→ Given data:
____
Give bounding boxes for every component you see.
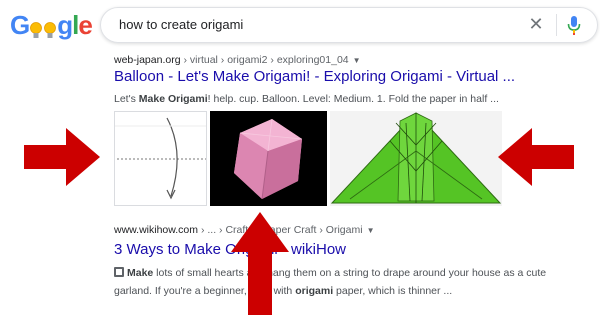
result-1-path: › virtual › origami2 › exploring01_04 (180, 54, 349, 66)
arrow-up-icon (231, 212, 289, 315)
arrow-left-icon (498, 128, 574, 186)
result-1-title[interactable]: Balloon - Let's Make Origami! - Explorin… (114, 68, 515, 85)
result-2-snippet-line-1: Make lots of small hearts and hang them … (114, 265, 546, 281)
logo-letter-g2: g (57, 10, 73, 40)
snippet-bold: Make (127, 267, 154, 279)
logo-letter-g: G (10, 10, 30, 40)
result-2-site: www.wikihow.com (114, 224, 199, 236)
snippet-bold: Make Origami (138, 93, 208, 105)
snippet-text: Let's (114, 93, 139, 105)
chevron-down-icon[interactable]: ▼ (367, 226, 375, 235)
snippet-text: lots of small hearts and hang them on a … (153, 267, 547, 279)
result-1-cite[interactable]: web-japan.org › virtual › origami2 › exp… (114, 54, 361, 66)
result-1-site: web-japan.org (114, 54, 181, 66)
lightbulb-icon (30, 17, 43, 39)
snippet-bold: origami (295, 285, 334, 297)
search-box[interactable]: how to create origami ✕ (100, 7, 598, 43)
google-logo[interactable]: Ggle (10, 10, 93, 40)
logo-letter-e: e (78, 10, 93, 40)
image-thumbnail-fold-diagram[interactable] (114, 111, 207, 206)
close-icon[interactable]: ✕ (526, 14, 546, 34)
image-result-icon (114, 267, 124, 277)
chevron-down-icon[interactable]: ▼ (353, 56, 361, 65)
arrow-right-icon (24, 128, 100, 186)
snippet-text: paper, which is thinner ... (333, 285, 453, 297)
search-divider (556, 14, 557, 36)
image-thumbnail-paper-balloon[interactable] (210, 111, 327, 206)
search-input[interactable]: how to create origami (119, 17, 243, 32)
snippet-text: ! help. cup. Balloon. Level: Medium. 1. … (207, 93, 499, 105)
result-1-snippet: Let's Make Origami! help. cup. Balloon. … (114, 91, 499, 107)
image-thumbnail-green-origami[interactable] (330, 111, 502, 206)
lightbulb-icon (44, 17, 57, 39)
microphone-icon[interactable] (567, 16, 581, 36)
result-2-title[interactable]: 3 Ways to Make Origami - wikiHow (114, 241, 346, 258)
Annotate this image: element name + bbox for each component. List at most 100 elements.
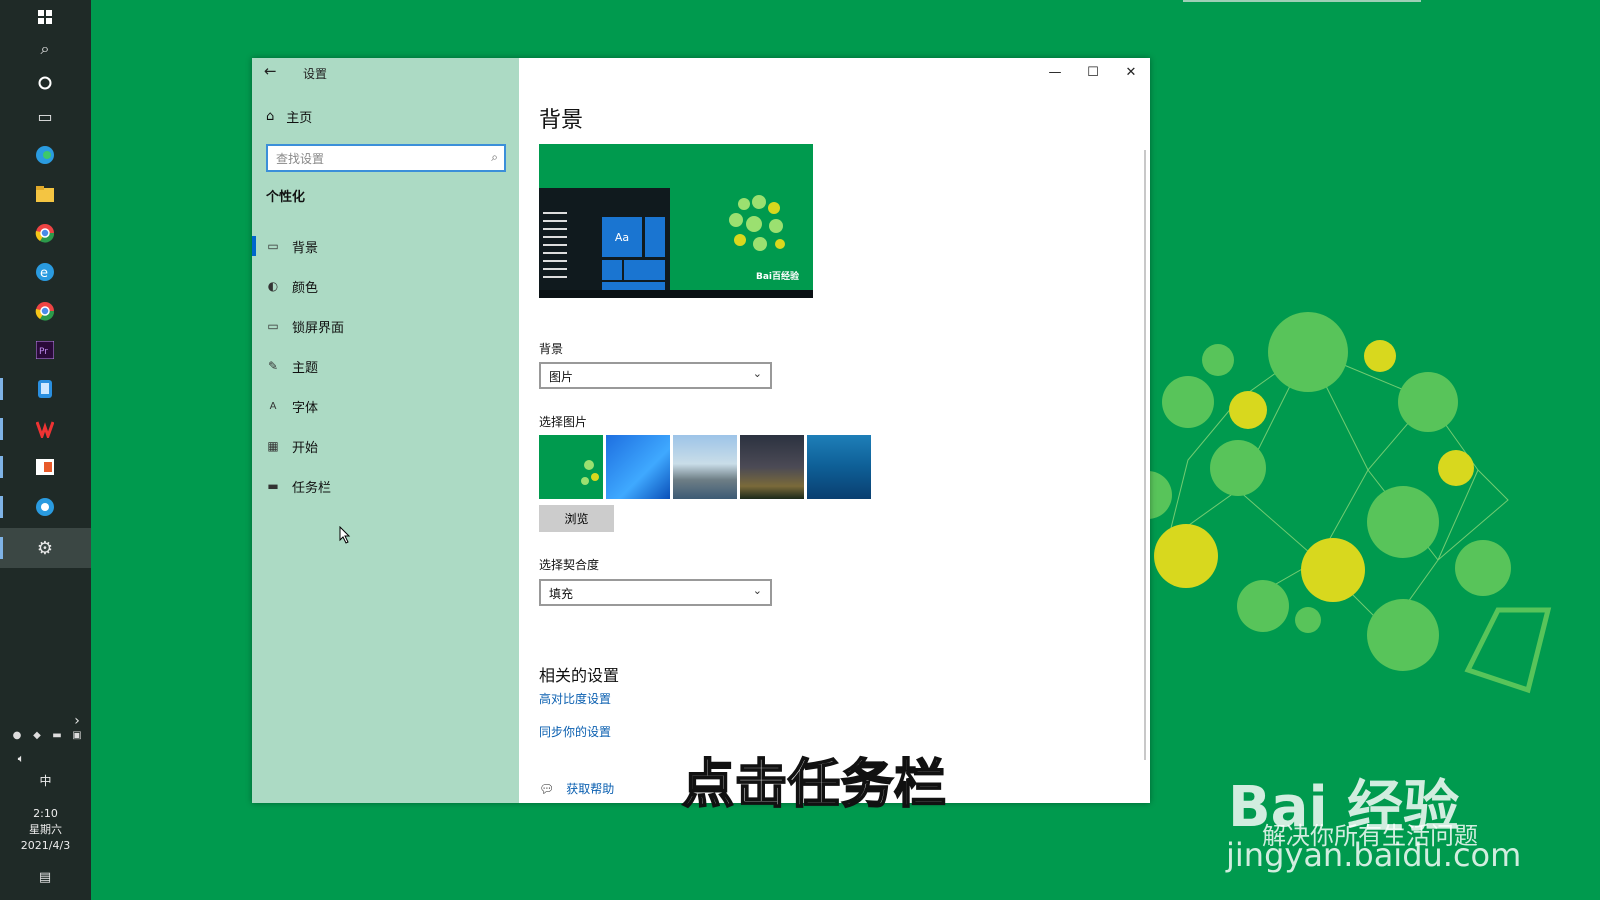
high-contrast-link[interactable]: 高对比度设置	[539, 690, 611, 707]
get-help-link[interactable]: 💬︎ 获取帮助	[539, 780, 614, 797]
nav-item-colors[interactable]: ◐ 颜色	[266, 276, 318, 296]
thumbnail-windows-blue[interactable]	[606, 435, 670, 499]
windows-start-icon[interactable]	[32, 4, 58, 30]
preview-tile: Aa	[602, 217, 642, 257]
settings-window: ← 设置 ⌂ 主页 查找设置 ⌕ 个性化 ▭ 背景 ◐ 颜色 ▭ 锁屏界面 ✎ …	[252, 58, 1150, 803]
search-icon[interactable]: ⌕	[32, 36, 58, 62]
background-label: 背景	[539, 342, 564, 356]
start-icon: ▦	[267, 439, 279, 453]
clock-date[interactable]: 2021/4/3	[0, 838, 91, 853]
browse-button[interactable]: 浏览	[539, 505, 614, 532]
preview-tile	[602, 282, 665, 290]
nav-item-label: 背景	[292, 240, 319, 256]
edge-browser-icon[interactable]	[32, 142, 58, 168]
help-chat-icon: 💬︎	[539, 781, 555, 796]
settings-content: 背景 Aa Bai百经验 背景 图片 ⌄ 选择图片 浏览 选择契合度 填充 ⌄ …	[519, 58, 1150, 803]
search-icon: ⌕	[491, 150, 498, 164]
nav-item-lock-screen[interactable]: ▭ 锁屏界面	[266, 316, 344, 336]
network-icon[interactable]: ▣	[70, 728, 84, 742]
font-icon: A	[269, 400, 277, 412]
sync-settings-link[interactable]: 同步你的设置	[539, 723, 611, 740]
browser-q-icon[interactable]	[32, 494, 58, 520]
security-shield-icon[interactable]: ◆	[30, 728, 44, 742]
preview-tile	[645, 217, 665, 257]
search-placeholder: 查找设置	[276, 151, 325, 166]
desktop-wallpaper-decoration	[1138, 312, 1552, 694]
task-view-icon[interactable]: ▭	[32, 103, 58, 129]
preview-taskbar	[539, 290, 813, 298]
taskbar-running-indicator	[0, 496, 3, 518]
lock-screen-icon: ▭	[267, 319, 279, 333]
home-icon: ⌂	[266, 109, 275, 124]
fit-select[interactable]: 填充 ⌄	[539, 579, 772, 606]
preview-tile	[624, 260, 665, 280]
taskbar-running-indicator	[0, 537, 3, 559]
nav-home-label: 主页	[286, 111, 313, 126]
background-select[interactable]: 图片 ⌄	[539, 362, 772, 389]
nav-item-start[interactable]: ▦ 开始	[266, 436, 318, 456]
nav-item-label: 字体	[292, 400, 319, 416]
back-arrow-icon[interactable]: ←	[264, 62, 277, 80]
taskbar-running-indicator	[0, 418, 3, 440]
photo-app-icon[interactable]	[32, 454, 58, 480]
thumbnail-night-sky[interactable]	[740, 435, 804, 499]
nav-item-label: 主题	[292, 360, 319, 376]
action-center-icon[interactable]: ▤	[32, 864, 58, 890]
thumbnail-beach-rocks[interactable]	[673, 435, 737, 499]
svg-text:Pr: Pr	[39, 347, 48, 357]
settings-nav-pane: ← 设置 ⌂ 主页 查找设置 ⌕ 个性化 ▭ 背景 ◐ 颜色 ▭ 锁屏界面 ✎ …	[252, 58, 519, 803]
svg-text:e: e	[40, 266, 48, 281]
thumbnail-underwater[interactable]	[807, 435, 871, 499]
clock-weekday[interactable]: 星期六	[0, 822, 91, 837]
preview-decoration	[729, 195, 785, 251]
window-title: 设置	[303, 67, 328, 81]
palette-icon: ◐	[267, 279, 279, 293]
choose-picture-label: 选择图片	[539, 415, 588, 429]
nav-item-themes[interactable]: ✎ 主题	[266, 356, 318, 376]
settings-gear-icon[interactable]: ⚙	[32, 535, 58, 561]
system-tray: ● ◆ ▬ ▣	[10, 728, 84, 742]
related-settings-heading: 相关的设置	[539, 666, 620, 685]
wps-office-icon[interactable]	[32, 416, 58, 442]
brush-icon: ✎	[267, 359, 279, 373]
page-title: 背景	[539, 108, 584, 133]
desktop-top-strip	[1183, 0, 1421, 2]
watermark-domain: jingyan.baidu.com	[1226, 836, 1522, 874]
nav-item-label: 颜色	[292, 280, 319, 296]
video-subtitle: 点击任务栏	[681, 754, 948, 816]
premiere-icon[interactable]: Pr	[32, 337, 58, 363]
nav-item-taskbar[interactable]: ▬ 任务栏	[266, 476, 331, 496]
volume-icon[interactable]: 🔈︎	[8, 746, 34, 772]
chevron-down-icon: ⌄	[752, 367, 762, 380]
file-explorer-icon[interactable]	[32, 181, 58, 207]
qq-icon[interactable]: ●	[10, 728, 24, 742]
ie-browser-icon[interactable]: e	[32, 259, 58, 285]
chrome-icon[interactable]	[32, 220, 58, 246]
fit-select-value: 填充	[549, 587, 574, 601]
preview-tile	[602, 260, 622, 280]
taskbar-running-indicator	[0, 378, 3, 400]
nav-item-background[interactable]: ▭ 背景	[266, 236, 318, 256]
battery-icon[interactable]: ▬	[50, 728, 64, 742]
clock-time[interactable]: 2:10	[0, 806, 91, 821]
phone-app-icon[interactable]	[32, 376, 58, 402]
nav-section-personalization: 个性化	[266, 190, 306, 205]
background-preview: Aa Bai百经验	[539, 144, 813, 298]
cortana-icon[interactable]	[32, 70, 58, 96]
nav-item-label: 开始	[292, 440, 319, 456]
thumbnail-green-wallpaper[interactable]	[539, 435, 603, 499]
nav-item-fonts[interactable]: A 字体	[266, 396, 318, 416]
content-scrollbar[interactable]	[1144, 150, 1146, 760]
taskbar: ⌕ ▭ e Pr ⚙ › ● ◆ ▬ ▣ 🔈︎ 中 2:10 星期六 2021/…	[0, 0, 91, 900]
ime-indicator[interactable]: 中	[0, 774, 91, 789]
preview-logo: Bai百经验	[755, 272, 799, 282]
nav-home[interactable]: ⌂ 主页	[266, 107, 312, 126]
preview-list	[543, 212, 567, 284]
mouse-cursor-icon	[339, 526, 351, 544]
search-settings-input[interactable]: 查找设置 ⌕	[266, 144, 506, 172]
get-help-label: 获取帮助	[566, 782, 615, 796]
nav-selection-indicator	[252, 236, 256, 256]
chevron-down-icon: ⌄	[752, 584, 762, 597]
chrome-alt-icon[interactable]	[32, 298, 58, 324]
taskbar-running-indicator	[0, 456, 3, 478]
____
→ Objective:
Copy out word for word the rows that begin with the line containing "result-1-path: › virtual" and end with the line containing "logo-letter-g: G (10, 10, 30, 40)", including both of those lines.

→ Written answer:
result-1-path: › virtual › origami2 › exploring01_04 (180, 54, 349, 66)
arrow-up-icon (231, 212, 289, 315)
arrow-left-icon (498, 128, 574, 186)
result-1-title[interactable]: Balloon - Let's Make Origami! - Explorin… (114, 68, 515, 85)
result-2-snippet-line-1: Make lots of small hearts and hang them … (114, 265, 546, 281)
logo-letter-g2: g (57, 10, 73, 40)
snippet-bold: Make (127, 267, 154, 279)
logo-letter-g: G (10, 10, 30, 40)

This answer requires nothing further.